- What you have to do: Transcribe each entry below exactly. Pictures do not go in the copy.

[Begin Data rows]

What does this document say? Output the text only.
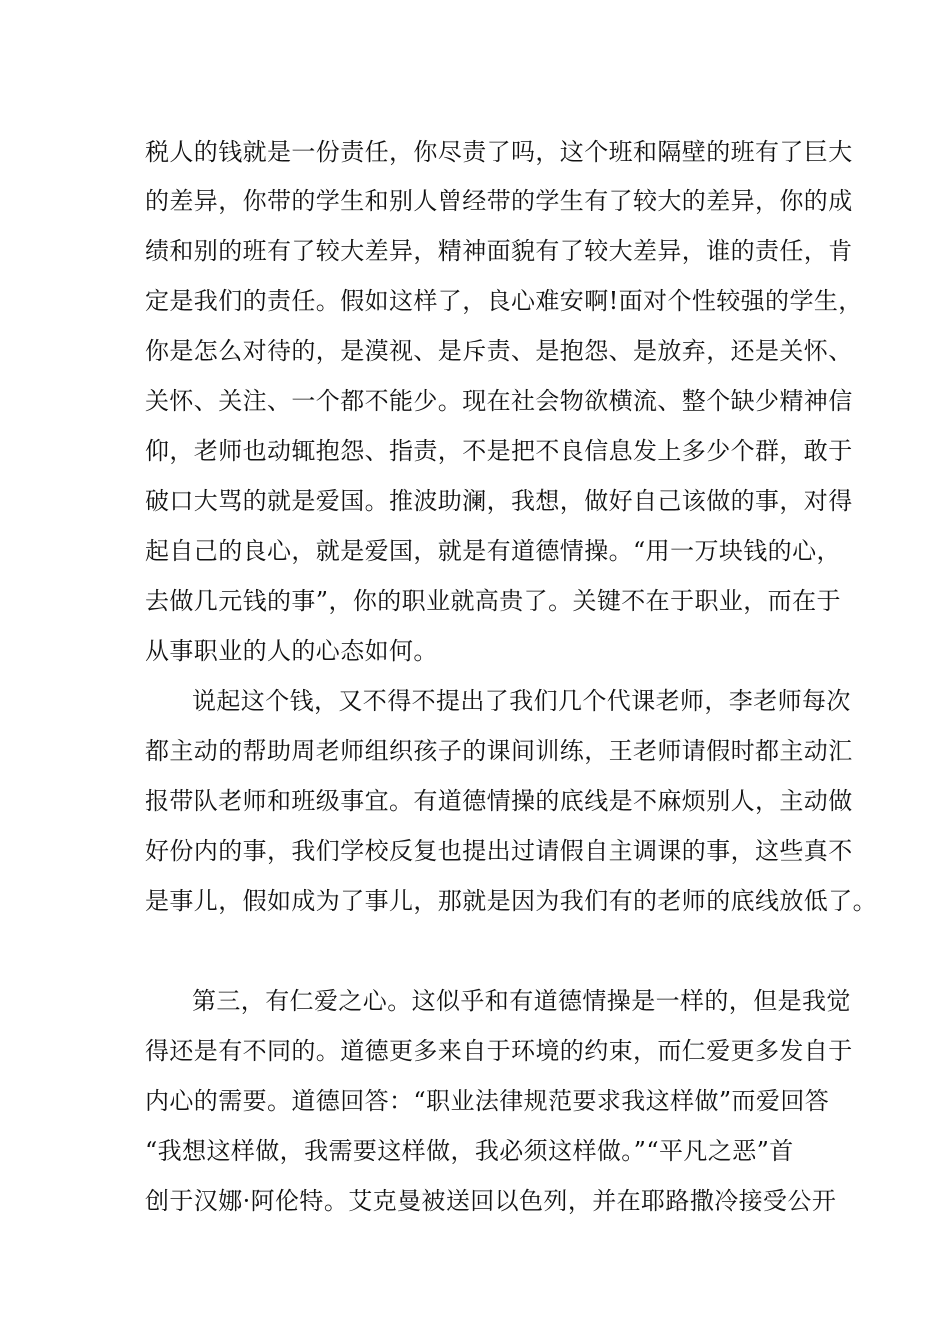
税人的钱就是一份责任，你尽责了吗，这个班和隔壁的班有了巨大
的差异，你带的学生和别人曾经带的学生有了较大的差异，你的成
绩和别的班有了较大差异，精神面貌有了较大差异，谁的责任，肯
定是我们的责任。假如这样了，良心难安啊!面对个性较强的学生，
你是怎么对待的，是漠视、是斥责、是抱怨、是放弃，还是关怀、
关怀、关注、一个都不能少。现在社会物欲横流、整个缺少精神信
仰，老师也动辄抱怨、指责，不是把不良信息发上多少个群，敢于
破口大骂的就是爱国。推波助澜，我想，做好自己该做的事，对得
起自己的良心，就是爱国，就是有道德情操。“用一万块钱的心，
去做几元钱的事”，你的职业就高贵了。关键不在于职业，而在于
从事职业的人的心态如何。
说起这个钱，又不得不提出了我们几个代课老师，李老师每次
都主动的帮助周老师组织孩子的课间训练，王老师请假时都主动汇
报带队老师和班级事宜。有道德情操的底线是不麻烦别人，主动做
好份内的事，我们学校反复也提出过请假自主调课的事，这些真不
是事儿，假如成为了事儿，那就是因为我们有的老师的底线放低了。
第三，有仁爱之心。这似乎和有道德情操是一样的，但是我觉
得还是有不同的。道德更多来自于环境的约束，而仁爱更多发自于
内心的需要。道德回答：“职业法律规范要求我这样做”而爱回答
“我想这样做，我需要这样做，我必须这样做。”“平凡之恶”首
创于汉娜·阿伦特。艾克曼被送回以色列，并在耶路撒冷接受公开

[End Data rows]

- Task output:
What does this document say? Output the text only.
税人的钱就是一份责任，你尽责了吗，这个班和隔壁的班有了巨大
的差异，你带的学生和别人曾经带的学生有了较大的差异，你的成
绩和别的班有了较大差异，精神面貌有了较大差异，谁的责任，肯
定是我们的责任。假如这样了，良心难安啊!面对个性较强的学生，
你是怎么对待的，是漠视、是斥责、是抱怨、是放弃，还是关怀、
关怀、关注、一个都不能少。现在社会物欲横流、整个缺少精神信
仰，老师也动辄抱怨、指责，不是把不良信息发上多少个群，敢于
破口大骂的就是爱国。推波助澜，我想，做好自己该做的事，对得
起自己的良心，就是爱国，就是有道德情操。“用一万块钱的心，
去做几元钱的事”，你的职业就高贵了。关键不在于职业，而在于
从事职业的人的心态如何。
说起这个钱，又不得不提出了我们几个代课老师，李老师每次
都主动的帮助周老师组织孩子的课间训练，王老师请假时都主动汇
报带队老师和班级事宜。有道德情操的底线是不麻烦别人，主动做
好份内的事，我们学校反复也提出过请假自主调课的事，这些真不
是事儿，假如成为了事儿，那就是因为我们有的老师的底线放低了。
第三，有仁爱之心。这似乎和有道德情操是一样的，但是我觉
得还是有不同的。道德更多来自于环境的约束，而仁爱更多发自于
内心的需要。道德回答：“职业法律规范要求我这样做”而爱回答
“我想这样做，我需要这样做，我必须这样做。”“平凡之恶”首
创于汉娜·阿伦特。艾克曼被送回以色列，并在耶路撒冷接受公开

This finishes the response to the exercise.